◆ **ROWS**

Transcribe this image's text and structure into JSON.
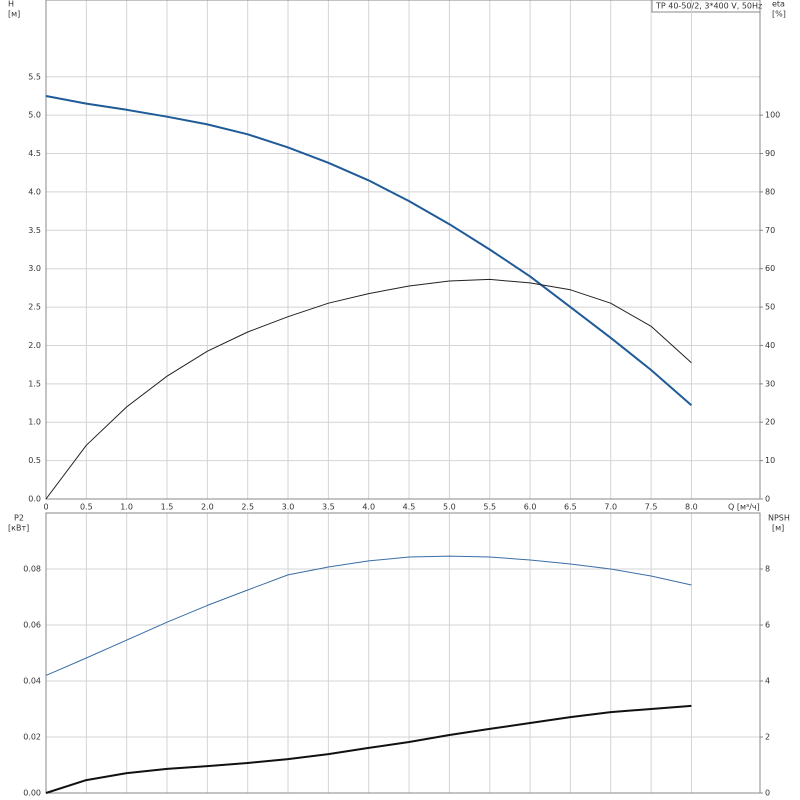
{
  "chart_data": [
    {
      "type": "line",
      "title": "TP 40-50/2, 3*400 V, 50Hz",
      "x_label": "Q [м³/ч]",
      "y_label": "H",
      "y_unit": "[м]",
      "y2_label": "eta",
      "y2_unit": "[%]",
      "x": [
        0,
        0.5,
        1.0,
        1.5,
        2.0,
        2.5,
        3.0,
        3.5,
        4.0,
        4.5,
        5.0,
        5.5,
        6.0,
        6.5,
        7.0,
        7.5,
        8.0
      ],
      "series": [
        {
          "color": "#1f5b98",
          "width": 2,
          "values": [
            5.25,
            5.15,
            5.07,
            4.98,
            4.88,
            4.75,
            4.58,
            4.38,
            4.15,
            3.88,
            3.58,
            3.25,
            2.9,
            2.5,
            2.1,
            1.68,
            1.22
          ]
        },
        {
          "color": "#222222",
          "width": 1,
          "axis": "y2",
          "values": [
            0,
            14,
            24,
            32,
            38.5,
            43.5,
            47.5,
            51,
            53.5,
            55.5,
            56.8,
            57.2,
            56.3,
            54.5,
            51,
            45,
            35.5
          ]
        }
      ],
      "xlim": [
        0,
        8.85
      ],
      "xticks": [
        0,
        0.5,
        {
          "value": 1,
          "label": "1.0"
        },
        1.5,
        {
          "value": 2,
          "label": "2.0"
        },
        2.5,
        {
          "value": 3,
          "label": "3.0"
        },
        3.5,
        {
          "value": 4,
          "label": "4.0"
        },
        4.5,
        {
          "value": 5,
          "label": "5.0"
        },
        5.5,
        {
          "value": 6,
          "label": "6.0"
        },
        6.5,
        {
          "value": 7,
          "label": "7.0"
        },
        7.5,
        {
          "value": 8,
          "label": "8.0"
        }
      ],
      "ylim": [
        0,
        6.5
      ],
      "yticks": [
        {
          "value": 0,
          "label": "0.0"
        },
        0.5,
        {
          "value": 1,
          "label": "1.0"
        },
        1.5,
        {
          "value": 2,
          "label": "2.0"
        },
        2.5,
        {
          "value": 3,
          "label": "3.0"
        },
        3.5,
        {
          "value": 4,
          "label": "4.0"
        },
        4.5,
        {
          "value": 5,
          "label": "5.0"
        },
        5.5
      ],
      "y2lim": [
        0,
        130
      ],
      "y2ticks": [
        0,
        10,
        20,
        30,
        40,
        50,
        60,
        70,
        80,
        90,
        100
      ],
      "grid": true
    },
    {
      "type": "line",
      "y_label": "P2",
      "y_unit": "[кВт]",
      "y2_label": "NPSH",
      "y2_unit": "[м]",
      "x": [
        0,
        0.5,
        1.0,
        1.5,
        2.0,
        2.5,
        3.0,
        3.5,
        4.0,
        4.5,
        5.0,
        5.5,
        6.0,
        6.5,
        7.0,
        7.5,
        8.0
      ],
      "series": [
        {
          "color": "#3a6ea5",
          "width": 1,
          "values": [
            0.042,
            0.0482,
            0.0546,
            0.061,
            0.067,
            0.0725,
            0.0779,
            0.0807,
            0.0829,
            0.0843,
            0.0846,
            0.0843,
            0.0832,
            0.0818,
            0.08,
            0.0775,
            0.0743
          ]
        },
        {
          "color": "#111111",
          "width": 2,
          "axis": "y2",
          "values": [
            0,
            0.46,
            0.71,
            0.86,
            0.96,
            1.07,
            1.21,
            1.39,
            1.61,
            1.82,
            2.07,
            2.29,
            2.5,
            2.71,
            2.89,
            3.0,
            3.11
          ]
        }
      ],
      "xlim": [
        0,
        8.85
      ],
      "ylim": [
        0,
        0.1
      ],
      "yticks": [
        {
          "value": 0,
          "label": "0.00"
        },
        {
          "value": 0.02,
          "label": "0.02"
        },
        {
          "value": 0.04,
          "label": "0.04"
        },
        {
          "value": 0.06,
          "label": "0.06"
        },
        {
          "value": 0.08,
          "label": "0.08"
        }
      ],
      "y2lim": [
        0,
        10
      ],
      "y2ticks": [
        0,
        2,
        4,
        6,
        8
      ],
      "grid": true
    }
  ]
}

◆ **WHAT IS BEING ASKED**
Keep the pictures out of the copy and write out the data exactly as it stands.

◆ **WRITTEN RESPONSE**
Transcribe this image's text and structure into JSON.
{
  "chart_data": [
    {
      "type": "line",
      "title": "TP 40-50/2, 3*400 V, 50Hz",
      "x_label": "Q [м³/ч]",
      "y_label": "H",
      "y_unit": "[м]",
      "y2_label": "eta",
      "y2_unit": "[%]",
      "x": [
        0,
        0.5,
        1.0,
        1.5,
        2.0,
        2.5,
        3.0,
        3.5,
        4.0,
        4.5,
        5.0,
        5.5,
        6.0,
        6.5,
        7.0,
        7.5,
        8.0
      ],
      "series": [
        {
          "color": "#1f5b98",
          "width": 2,
          "values": [
            5.25,
            5.15,
            5.07,
            4.98,
            4.88,
            4.75,
            4.58,
            4.38,
            4.15,
            3.88,
            3.58,
            3.25,
            2.9,
            2.5,
            2.1,
            1.68,
            1.22
          ]
        },
        {
          "color": "#222222",
          "width": 1,
          "axis": "y2",
          "values": [
            0,
            14,
            24,
            32,
            38.5,
            43.5,
            47.5,
            51,
            53.5,
            55.5,
            56.8,
            57.2,
            56.3,
            54.5,
            51,
            45,
            35.5
          ]
        }
      ],
      "xlim": [
        0,
        8.85
      ],
      "xticks": [
        0,
        0.5,
        {
          "value": 1,
          "label": "1.0"
        },
        1.5,
        {
          "value": 2,
          "label": "2.0"
        },
        2.5,
        {
          "value": 3,
          "label": "3.0"
        },
        3.5,
        {
          "value": 4,
          "label": "4.0"
        },
        4.5,
        {
          "value": 5,
          "label": "5.0"
        },
        5.5,
        {
          "value": 6,
          "label": "6.0"
        },
        6.5,
        {
          "value": 7,
          "label": "7.0"
        },
        7.5,
        {
          "value": 8,
          "label": "8.0"
        }
      ],
      "ylim": [
        0,
        6.5
      ],
      "yticks": [
        {
          "value": 0,
          "label": "0.0"
        },
        0.5,
        {
          "value": 1,
          "label": "1.0"
        },
        1.5,
        {
          "value": 2,
          "label": "2.0"
        },
        2.5,
        {
          "value": 3,
          "label": "3.0"
        },
        3.5,
        {
          "value": 4,
          "label": "4.0"
        },
        4.5,
        {
          "value": 5,
          "label": "5.0"
        },
        5.5
      ],
      "y2lim": [
        0,
        130
      ],
      "y2ticks": [
        0,
        10,
        20,
        30,
        40,
        50,
        60,
        70,
        80,
        90,
        100
      ],
      "grid": true
    },
    {
      "type": "line",
      "y_label": "P2",
      "y_unit": "[кВт]",
      "y2_label": "NPSH",
      "y2_unit": "[м]",
      "x": [
        0,
        0.5,
        1.0,
        1.5,
        2.0,
        2.5,
        3.0,
        3.5,
        4.0,
        4.5,
        5.0,
        5.5,
        6.0,
        6.5,
        7.0,
        7.5,
        8.0
      ],
      "series": [
        {
          "color": "#3a6ea5",
          "width": 1,
          "values": [
            0.042,
            0.0482,
            0.0546,
            0.061,
            0.067,
            0.0725,
            0.0779,
            0.0807,
            0.0829,
            0.0843,
            0.0846,
            0.0843,
            0.0832,
            0.0818,
            0.08,
            0.0775,
            0.0743
          ]
        },
        {
          "color": "#111111",
          "width": 2,
          "axis": "y2",
          "values": [
            0,
            0.46,
            0.71,
            0.86,
            0.96,
            1.07,
            1.21,
            1.39,
            1.61,
            1.82,
            2.07,
            2.29,
            2.5,
            2.71,
            2.89,
            3.0,
            3.11
          ]
        }
      ],
      "xlim": [
        0,
        8.85
      ],
      "ylim": [
        0,
        0.1
      ],
      "yticks": [
        {
          "value": 0,
          "label": "0.00"
        },
        {
          "value": 0.02,
          "label": "0.02"
        },
        {
          "value": 0.04,
          "label": "0.04"
        },
        {
          "value": 0.06,
          "label": "0.06"
        },
        {
          "value": 0.08,
          "label": "0.08"
        }
      ],
      "y2lim": [
        0,
        10
      ],
      "y2ticks": [
        0,
        2,
        4,
        6,
        8
      ],
      "grid": true
    }
  ]
}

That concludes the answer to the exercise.